● Exercise prompt
Copy the entries below exactly. Images do not belong in the copy.

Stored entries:
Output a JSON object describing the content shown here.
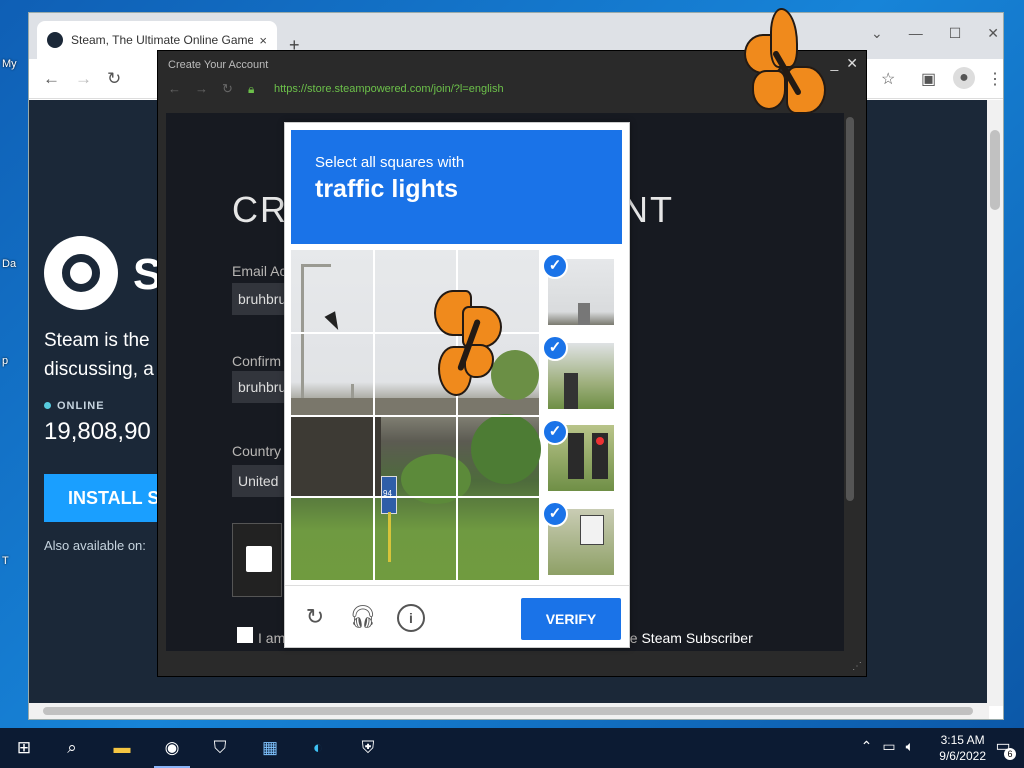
{
  "desktop": {
    "labels": [
      "My",
      "Da",
      "p",
      "T"
    ]
  },
  "chrome": {
    "tab_title": "Steam, The Ultimate Online Game",
    "tab_close": "×",
    "new_tab": "+",
    "win_min": "—",
    "win_max": "☐",
    "win_close": "✕"
  },
  "steam": {
    "wordmark": "S",
    "tagline_1": "Steam is the",
    "tagline_2": "discussing, a",
    "online_label": "ONLINE",
    "online_count": "19,808,90",
    "install_label": "INSTALL S",
    "also_available": "Also available on:"
  },
  "popup": {
    "title": "Create Your Account",
    "url": "https://store.steampowered.com/join/?l=english",
    "heading_start": "CRI",
    "heading_end": "NT",
    "email_label": "Email Ac",
    "email_value": "bruhbru",
    "confirm_label": "Confirm",
    "confirm_value": "bruhbru",
    "country_label": "Country",
    "country_value": "United",
    "agree_start": "I am",
    "agree_end_pre": "he",
    "agree_end_bold": "Steam Subscriber"
  },
  "captcha": {
    "instruction": "Select all squares with",
    "target": "traffic lights",
    "verify_label": "VERIFY",
    "check_glyph": "✓",
    "sign_text": "94"
  },
  "taskbar": {
    "time": "3:15 AM",
    "date": "9/6/2022",
    "notification_count": "6"
  },
  "colors": {
    "captcha_blue": "#1a73e8",
    "steam_bg": "#1b2838",
    "butterfly_orange": "#f08a1c"
  }
}
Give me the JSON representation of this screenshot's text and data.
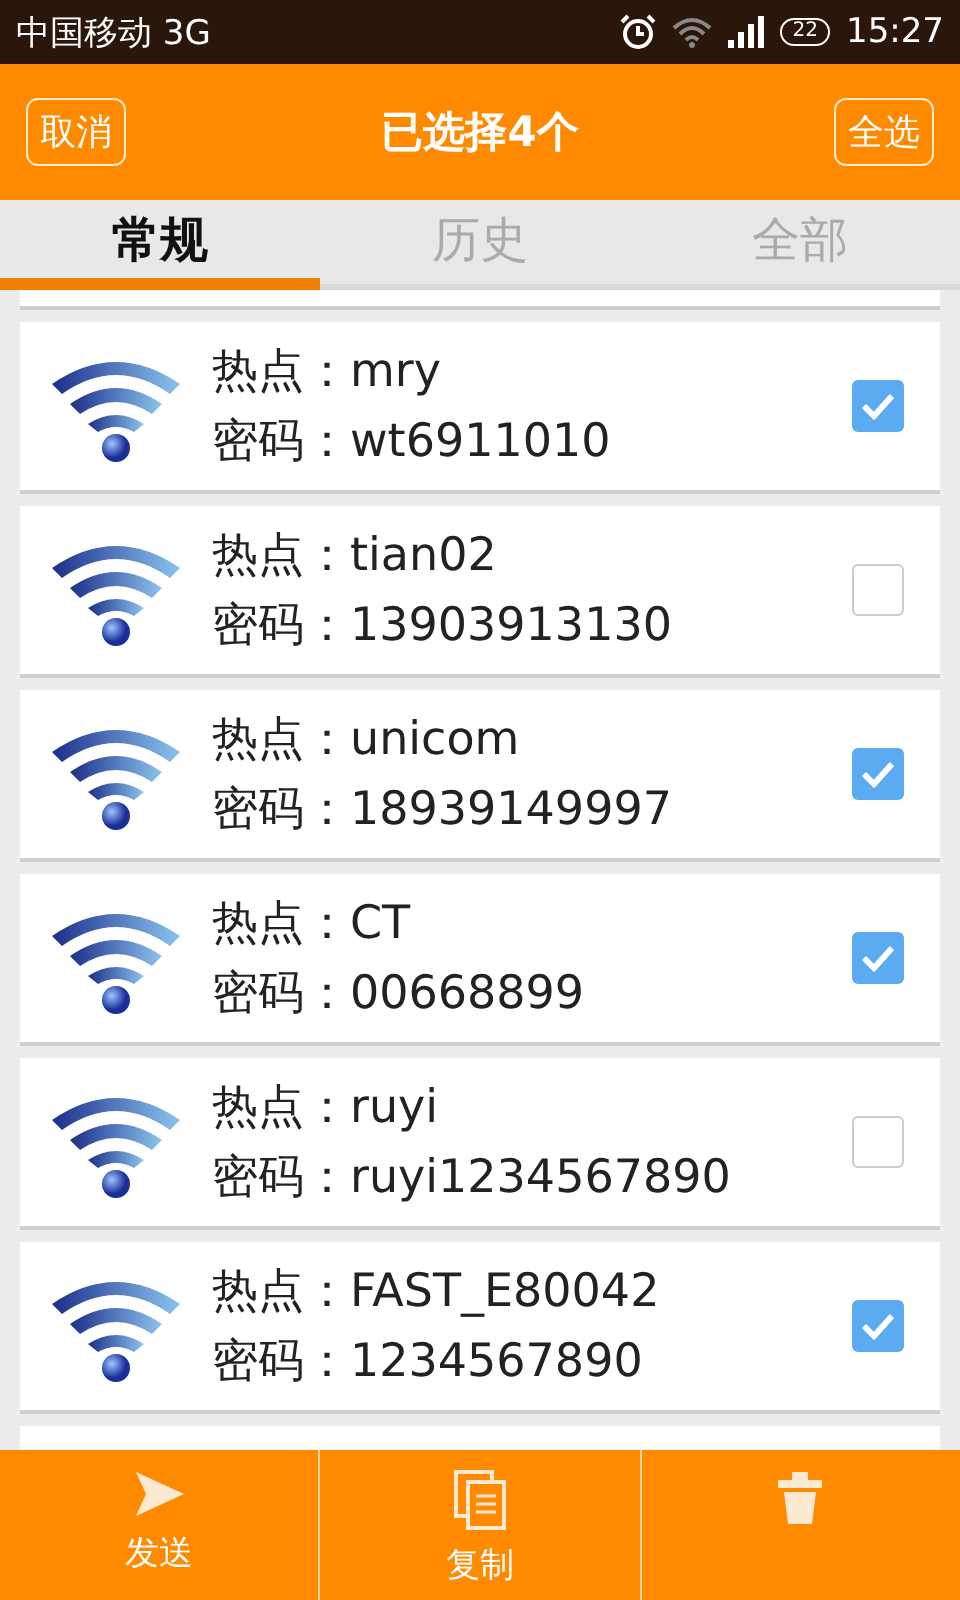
{
  "status_bar": {
    "carrier": "中国移动 3G",
    "battery": "22",
    "time": "15:27"
  },
  "header": {
    "cancel": "取消",
    "title": "已选择4个",
    "select_all": "全选"
  },
  "tabs": [
    {
      "label": "常规",
      "selected": true
    },
    {
      "label": "历史",
      "selected": false
    },
    {
      "label": "全部",
      "selected": false
    }
  ],
  "hotspots": [
    {
      "hotspot": "热点：mry",
      "password": "密码：wt6911010",
      "checked": true
    },
    {
      "hotspot": "热点：tian02",
      "password": "密码：13903913130",
      "checked": false
    },
    {
      "hotspot": "热点：unicom",
      "password": "密码：18939149997",
      "checked": true
    },
    {
      "hotspot": "热点：CT",
      "password": "密码：00668899",
      "checked": true
    },
    {
      "hotspot": "热点：ruyi",
      "password": "密码：ruyi1234567890",
      "checked": false
    },
    {
      "hotspot": "热点：FAST_E80042",
      "password": "密码：1234567890",
      "checked": true
    }
  ],
  "actions": [
    {
      "kind": "send",
      "label": "发送"
    },
    {
      "kind": "copy",
      "label": "复制"
    },
    {
      "kind": "delete"
    }
  ]
}
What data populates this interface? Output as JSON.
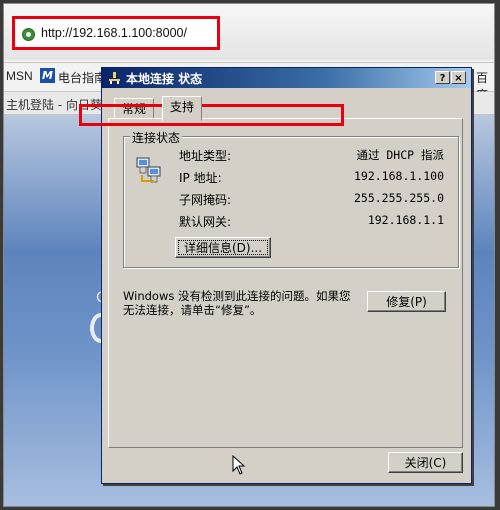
{
  "browser": {
    "url": "http://192.168.1.100:8000/",
    "links": {
      "msn": "MSN",
      "tv_guide": "电台指南",
      "baidu": "百度"
    },
    "tab_title": "主机登陆 - 向日葵",
    "page_partial_text": "C"
  },
  "dialog": {
    "title": "本地连接 状态",
    "help_button": "?",
    "close_button": "×",
    "tabs": [
      {
        "label": "常规",
        "active": false
      },
      {
        "label": "支持",
        "active": true
      }
    ],
    "group_title": "连接状态",
    "rows": [
      {
        "label": "地址类型:",
        "value": "通过 DHCP 指派"
      },
      {
        "label": "IP 地址:",
        "value": "192.168.1.100"
      },
      {
        "label": "子网掩码:",
        "value": "255.255.255.0"
      },
      {
        "label": "默认网关:",
        "value": "192.168.1.1"
      }
    ],
    "details_button": "详细信息(D)...",
    "message": "Windows 没有检测到此连接的问题。如果您无法连接，请单击“修复”。",
    "repair_button": "修复(P)",
    "close_label": "关闭(C)"
  },
  "colors": {
    "highlight_box": "#e8000e",
    "titlebar": "#0a246a"
  }
}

● Exercise response
Output a JSON object describing the content shown here.
{
  "desktop": {
    "labels": [
      "My",
      "Da",
      "p",
      "T"
    ]
  },
  "chrome": {
    "tab_title": "Steam, The Ultimate Online Game",
    "tab_close": "×",
    "new_tab": "+",
    "win_min": "—",
    "win_max": "☐",
    "win_close": "✕"
  },
  "steam": {
    "wordmark": "S",
    "tagline_1": "Steam is the",
    "tagline_2": "discussing, a",
    "online_label": "ONLINE",
    "online_count": "19,808,90",
    "install_label": "INSTALL S",
    "also_available": "Also available on:"
  },
  "popup": {
    "title": "Create Your Account",
    "url": "https://store.steampowered.com/join/?l=english",
    "heading_start": "CRI",
    "heading_end": "NT",
    "email_label": "Email Ac",
    "email_value": "bruhbru",
    "confirm_label": "Confirm",
    "confirm_value": "bruhbru",
    "country_label": "Country",
    "country_value": "United",
    "agree_start": "I am",
    "agree_end_pre": "he",
    "agree_end_bold": "Steam Subscriber"
  },
  "captcha": {
    "instruction": "Select all squares with",
    "target": "traffic lights",
    "verify_label": "VERIFY",
    "check_glyph": "✓",
    "sign_text": "94"
  },
  "taskbar": {
    "time": "3:15 AM",
    "date": "9/6/2022",
    "notification_count": "6"
  },
  "colors": {
    "captcha_blue": "#1a73e8",
    "steam_bg": "#1b2838",
    "butterfly_orange": "#f08a1c"
  }
}
Give me the JSON representation of this screenshot's text and data.
{
  "status_bar": {
    "carrier": "中国移动 3G",
    "battery": "22",
    "time": "15:27"
  },
  "header": {
    "cancel": "取消",
    "title": "已选择4个",
    "select_all": "全选"
  },
  "tabs": [
    {
      "label": "常规",
      "selected": true
    },
    {
      "label": "历史",
      "selected": false
    },
    {
      "label": "全部",
      "selected": false
    }
  ],
  "hotspots": [
    {
      "hotspot": "热点：mry",
      "password": "密码：wt6911010",
      "checked": true
    },
    {
      "hotspot": "热点：tian02",
      "password": "密码：13903913130",
      "checked": false
    },
    {
      "hotspot": "热点：unicom",
      "password": "密码：18939149997",
      "checked": true
    },
    {
      "hotspot": "热点：CT",
      "password": "密码：00668899",
      "checked": true
    },
    {
      "hotspot": "热点：ruyi",
      "password": "密码：ruyi1234567890",
      "checked": false
    },
    {
      "hotspot": "热点：FAST_E80042",
      "password": "密码：1234567890",
      "checked": true
    }
  ],
  "actions": [
    {
      "kind": "send",
      "label": "发送"
    },
    {
      "kind": "copy",
      "label": "复制"
    },
    {
      "kind": "delete"
    }
  ]
}
What data populates this interface? Output as JSON.
{
  "browser": {
    "url": "http://192.168.1.100:8000/",
    "links": {
      "msn": "MSN",
      "tv_guide": "电台指南",
      "baidu": "百度"
    },
    "tab_title": "主机登陆 - 向日葵",
    "page_partial_text": "C"
  },
  "dialog": {
    "title": "本地连接 状态",
    "help_button": "?",
    "close_button": "×",
    "tabs": [
      {
        "label": "常规",
        "active": false
      },
      {
        "label": "支持",
        "active": true
      }
    ],
    "group_title": "连接状态",
    "rows": [
      {
        "label": "地址类型:",
        "value": "通过 DHCP 指派"
      },
      {
        "label": "IP 地址:",
        "value": "192.168.1.100"
      },
      {
        "label": "子网掩码:",
        "value": "255.255.255.0"
      },
      {
        "label": "默认网关:",
        "value": "192.168.1.1"
      }
    ],
    "details_button": "详细信息(D)...",
    "message": "Windows 没有检测到此连接的问题。如果您无法连接，请单击“修复”。",
    "repair_button": "修复(P)",
    "close_label": "关闭(C)"
  },
  "colors": {
    "highlight_box": "#e8000e",
    "titlebar": "#0a246a"
  }
}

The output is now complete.